▶ [INSTRUCTION]:
Omit the images. Copy each entry word for word.

▶ [THE DATA]:
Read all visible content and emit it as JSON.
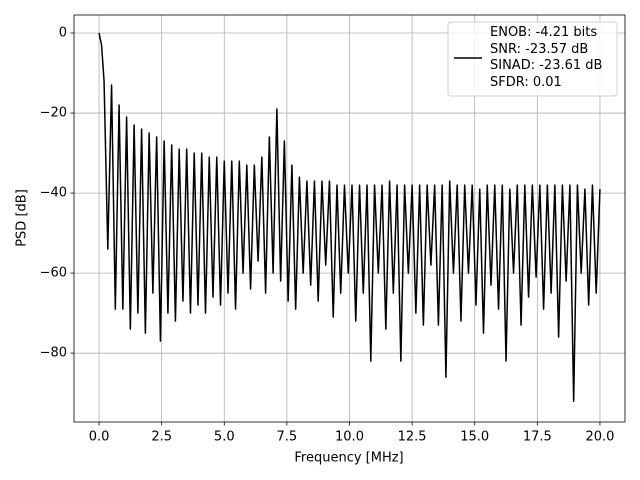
{
  "chart_data": {
    "type": "line",
    "xlabel": "Frequency [MHz]",
    "ylabel": "PSD [dB]",
    "xlim": [
      -1.0,
      21.0
    ],
    "ylim": [
      -97.2,
      4.5
    ],
    "xticks": [
      {
        "value": 0,
        "label": "0.0"
      },
      {
        "value": 2.5,
        "label": "2.5"
      },
      {
        "value": 5,
        "label": "5.0"
      },
      {
        "value": 7.5,
        "label": "7.5"
      },
      {
        "value": 10,
        "label": "10.0"
      },
      {
        "value": 12.5,
        "label": "12.5"
      },
      {
        "value": 15,
        "label": "15.0"
      },
      {
        "value": 17.5,
        "label": "17.5"
      },
      {
        "value": 20,
        "label": "20.0"
      }
    ],
    "yticks": [
      {
        "value": 0,
        "label": "0"
      },
      {
        "value": -20,
        "label": "−20"
      },
      {
        "value": -40,
        "label": "−40"
      },
      {
        "value": -60,
        "label": "−60"
      },
      {
        "value": -80,
        "label": "−80"
      }
    ],
    "grid": true,
    "legend": "upper right",
    "x": [
      0,
      0.1,
      0.2,
      0.35,
      0.5,
      0.65,
      0.8,
      0.95,
      1.1,
      1.25,
      1.4,
      1.55,
      1.7,
      1.85,
      2.0,
      2.15,
      2.3,
      2.45,
      2.6,
      2.75,
      2.9,
      3.05,
      3.2,
      3.35,
      3.5,
      3.65,
      3.8,
      3.95,
      4.1,
      4.25,
      4.4,
      4.55,
      4.7,
      4.85,
      5.0,
      5.15,
      5.3,
      5.45,
      5.6,
      5.75,
      5.9,
      6.05,
      6.2,
      6.35,
      6.5,
      6.65,
      6.8,
      6.95,
      7.1,
      7.25,
      7.4,
      7.55,
      7.7,
      7.85,
      8.0,
      8.15,
      8.3,
      8.45,
      8.6,
      8.75,
      8.9,
      9.05,
      9.2,
      9.35,
      9.5,
      9.65,
      9.8,
      9.95,
      10.1,
      10.25,
      10.4,
      10.55,
      10.7,
      10.85,
      11.0,
      11.15,
      11.3,
      11.45,
      11.6,
      11.75,
      11.9,
      12.05,
      12.2,
      12.35,
      12.5,
      12.65,
      12.8,
      12.95,
      13.1,
      13.25,
      13.4,
      13.55,
      13.7,
      13.85,
      14.0,
      14.15,
      14.3,
      14.45,
      14.6,
      14.75,
      14.9,
      15.05,
      15.2,
      15.35,
      15.5,
      15.65,
      15.8,
      15.95,
      16.1,
      16.25,
      16.4,
      16.55,
      16.7,
      16.85,
      17.0,
      17.15,
      17.3,
      17.45,
      17.6,
      17.75,
      17.9,
      18.05,
      18.2,
      18.35,
      18.5,
      18.65,
      18.8,
      18.95,
      19.1,
      19.25,
      19.4,
      19.55,
      19.7,
      19.85,
      20.0
    ],
    "series": [
      {
        "name": "ENOB: -4.21 bits\nSNR: -23.57 dB\nSINAD: -23.61 dB\nSFDR: 0.01",
        "color": "#000000",
        "values": [
          0,
          -3,
          -12,
          -54,
          -13,
          -69,
          -18,
          -69,
          -21,
          -74,
          -23,
          -70,
          -24,
          -75,
          -25,
          -65,
          -26,
          -77,
          -27,
          -70,
          -28,
          -72,
          -29,
          -67,
          -29,
          -70,
          -30,
          -68,
          -30,
          -70,
          -31,
          -66,
          -31,
          -68,
          -32,
          -65,
          -32,
          -69,
          -32,
          -60,
          -33,
          -64,
          -33,
          -57,
          -31,
          -65,
          -26,
          -60,
          -19,
          -62,
          -27,
          -67,
          -33,
          -69,
          -36,
          -60,
          -37,
          -63,
          -37,
          -67,
          -37,
          -58,
          -37,
          -71,
          -38,
          -65,
          -38,
          -60,
          -38,
          -72,
          -38,
          -65,
          -38,
          -82,
          -38,
          -60,
          -38,
          -74,
          -37,
          -65,
          -38,
          -82,
          -38,
          -60,
          -38,
          -70,
          -38,
          -73,
          -38,
          -58,
          -38,
          -73,
          -38,
          -86,
          -37,
          -60,
          -38,
          -72,
          -38,
          -60,
          -38,
          -68,
          -39,
          -75,
          -38,
          -63,
          -38,
          -69,
          -38,
          -82,
          -39,
          -60,
          -38,
          -73,
          -38,
          -66,
          -38,
          -61,
          -38,
          -69,
          -38,
          -65,
          -38,
          -76,
          -38,
          -62,
          -38,
          -92,
          -38,
          -60,
          -39,
          -68,
          -38,
          -65,
          -39
        ]
      }
    ]
  }
}
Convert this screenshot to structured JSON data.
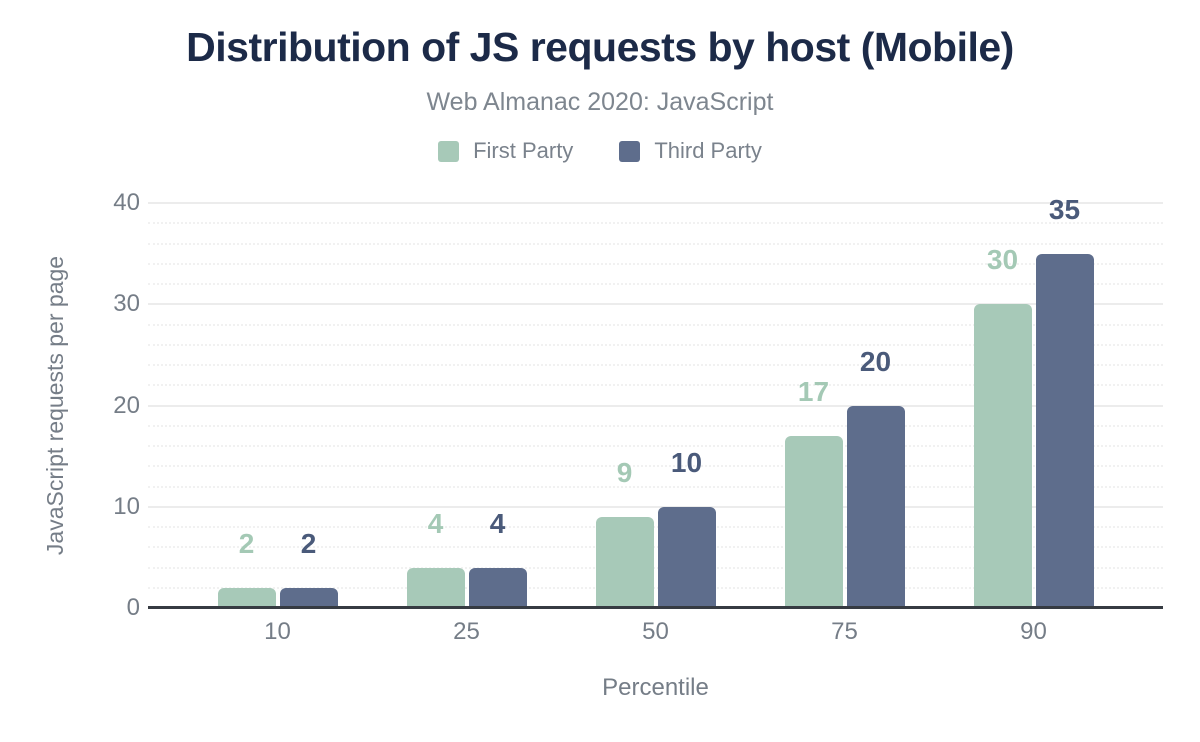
{
  "chart_data": {
    "type": "bar",
    "title": "Distribution of JS requests by host (Mobile)",
    "subtitle": "Web Almanac 2020: JavaScript",
    "categories": [
      "10",
      "25",
      "50",
      "75",
      "90"
    ],
    "series": [
      {
        "name": "First Party",
        "values": [
          2,
          4,
          9,
          17,
          30
        ],
        "color": "#a7c9b8",
        "label_color": "#a4c9b5"
      },
      {
        "name": "Third Party",
        "values": [
          2,
          4,
          10,
          20,
          35
        ],
        "color": "#5e6d8c",
        "label_color": "#4a5a7a"
      }
    ],
    "xlabel": "Percentile",
    "ylabel": "JavaScript requests per page",
    "ylim": [
      0,
      40
    ],
    "yticks": [
      0,
      10,
      20,
      30,
      40
    ],
    "minor_gridline_step": 2,
    "grid": "horizontal",
    "legend_position": "top"
  }
}
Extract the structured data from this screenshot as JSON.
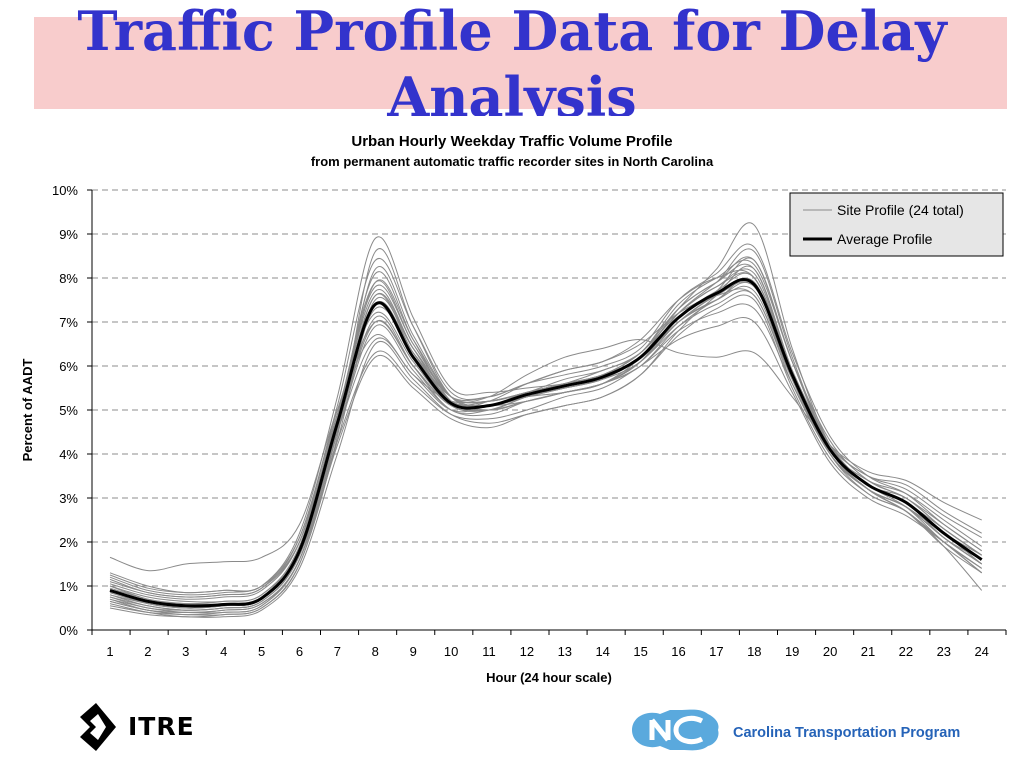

▶ [THE OUTPUT]:
Read all visible content and emit it as JSON.
{
  "chart_data": {
    "type": "line",
    "xlabel": "Frequency [MHz]",
    "ylabel": "PSD [dB]",
    "xlim": [
      -1.0,
      21.0
    ],
    "ylim": [
      -97.2,
      4.5
    ],
    "xticks": [
      {
        "value": 0,
        "label": "0.0"
      },
      {
        "value": 2.5,
        "label": "2.5"
      },
      {
        "value": 5,
        "label": "5.0"
      },
      {
        "value": 7.5,
        "label": "7.5"
      },
      {
        "value": 10,
        "label": "10.0"
      },
      {
        "value": 12.5,
        "label": "12.5"
      },
      {
        "value": 15,
        "label": "15.0"
      },
      {
        "value": 17.5,
        "label": "17.5"
      },
      {
        "value": 20,
        "label": "20.0"
      }
    ],
    "yticks": [
      {
        "value": 0,
        "label": "0"
      },
      {
        "value": -20,
        "label": "−20"
      },
      {
        "value": -40,
        "label": "−40"
      },
      {
        "value": -60,
        "label": "−60"
      },
      {
        "value": -80,
        "label": "−80"
      }
    ],
    "grid": true,
    "legend": "upper right",
    "x": [
      0,
      0.1,
      0.2,
      0.35,
      0.5,
      0.65,
      0.8,
      0.95,
      1.1,
      1.25,
      1.4,
      1.55,
      1.7,
      1.85,
      2.0,
      2.15,
      2.3,
      2.45,
      2.6,
      2.75,
      2.9,
      3.05,
      3.2,
      3.35,
      3.5,
      3.65,
      3.8,
      3.95,
      4.1,
      4.25,
      4.4,
      4.55,
      4.7,
      4.85,
      5.0,
      5.15,
      5.3,
      5.45,
      5.6,
      5.75,
      5.9,
      6.05,
      6.2,
      6.35,
      6.5,
      6.65,
      6.8,
      6.95,
      7.1,
      7.25,
      7.4,
      7.55,
      7.7,
      7.85,
      8.0,
      8.15,
      8.3,
      8.45,
      8.6,
      8.75,
      8.9,
      9.05,
      9.2,
      9.35,
      9.5,
      9.65,
      9.8,
      9.95,
      10.1,
      10.25,
      10.4,
      10.55,
      10.7,
      10.85,
      11.0,
      11.15,
      11.3,
      11.45,
      11.6,
      11.75,
      11.9,
      12.05,
      12.2,
      12.35,
      12.5,
      12.65,
      12.8,
      12.95,
      13.1,
      13.25,
      13.4,
      13.55,
      13.7,
      13.85,
      14.0,
      14.15,
      14.3,
      14.45,
      14.6,
      14.75,
      14.9,
      15.05,
      15.2,
      15.35,
      15.5,
      15.65,
      15.8,
      15.95,
      16.1,
      16.25,
      16.4,
      16.55,
      16.7,
      16.85,
      17.0,
      17.15,
      17.3,
      17.45,
      17.6,
      17.75,
      17.9,
      18.05,
      18.2,
      18.35,
      18.5,
      18.65,
      18.8,
      18.95,
      19.1,
      19.25,
      19.4,
      19.55,
      19.7,
      19.85,
      20.0
    ],
    "series": [
      {
        "name": "ENOB: -4.21 bits\nSNR: -23.57 dB\nSINAD: -23.61 dB\nSFDR: 0.01",
        "color": "#000000",
        "values": [
          0,
          -3,
          -12,
          -54,
          -13,
          -69,
          -18,
          -69,
          -21,
          -74,
          -23,
          -70,
          -24,
          -75,
          -25,
          -65,
          -26,
          -77,
          -27,
          -70,
          -28,
          -72,
          -29,
          -67,
          -29,
          -70,
          -30,
          -68,
          -30,
          -70,
          -31,
          -66,
          -31,
          -68,
          -32,
          -65,
          -32,
          -69,
          -32,
          -60,
          -33,
          -64,
          -33,
          -57,
          -31,
          -65,
          -26,
          -60,
          -19,
          -62,
          -27,
          -67,
          -33,
          -69,
          -36,
          -60,
          -37,
          -63,
          -37,
          -67,
          -37,
          -58,
          -37,
          -71,
          -38,
          -65,
          -38,
          -60,
          -38,
          -72,
          -38,
          -65,
          -38,
          -82,
          -38,
          -60,
          -38,
          -74,
          -37,
          -65,
          -38,
          -82,
          -38,
          -60,
          -38,
          -70,
          -38,
          -73,
          -38,
          -58,
          -38,
          -73,
          -38,
          -86,
          -37,
          -60,
          -38,
          -72,
          -38,
          -60,
          -38,
          -68,
          -39,
          -75,
          -38,
          -63,
          -38,
          -69,
          -38,
          -82,
          -39,
          -60,
          -38,
          -73,
          -38,
          -66,
          -38,
          -61,
          -38,
          -69,
          -38,
          -65,
          -38,
          -76,
          -38,
          -62,
          -38,
          -92,
          -38,
          -60,
          -39,
          -68,
          -38,
          -65,
          -39
        ]
      }
    ]
  }
}
Convert this screenshot to structured JSON data.
{
  "chart_data": {
    "type": "bar",
    "title": "Distribution of JS requests by host (Mobile)",
    "subtitle": "Web Almanac 2020: JavaScript",
    "categories": [
      "10",
      "25",
      "50",
      "75",
      "90"
    ],
    "series": [
      {
        "name": "First Party",
        "values": [
          2,
          4,
          9,
          17,
          30
        ],
        "color": "#a7c9b8",
        "label_color": "#a4c9b5"
      },
      {
        "name": "Third Party",
        "values": [
          2,
          4,
          10,
          20,
          35
        ],
        "color": "#5e6d8c",
        "label_color": "#4a5a7a"
      }
    ],
    "xlabel": "Percentile",
    "ylabel": "JavaScript requests per page",
    "ylim": [
      0,
      40
    ],
    "yticks": [
      0,
      10,
      20,
      30,
      40
    ],
    "minor_gridline_step": 2,
    "grid": "horizontal",
    "legend_position": "top"
  }
}
Extract the structured data from this screenshot as JSON.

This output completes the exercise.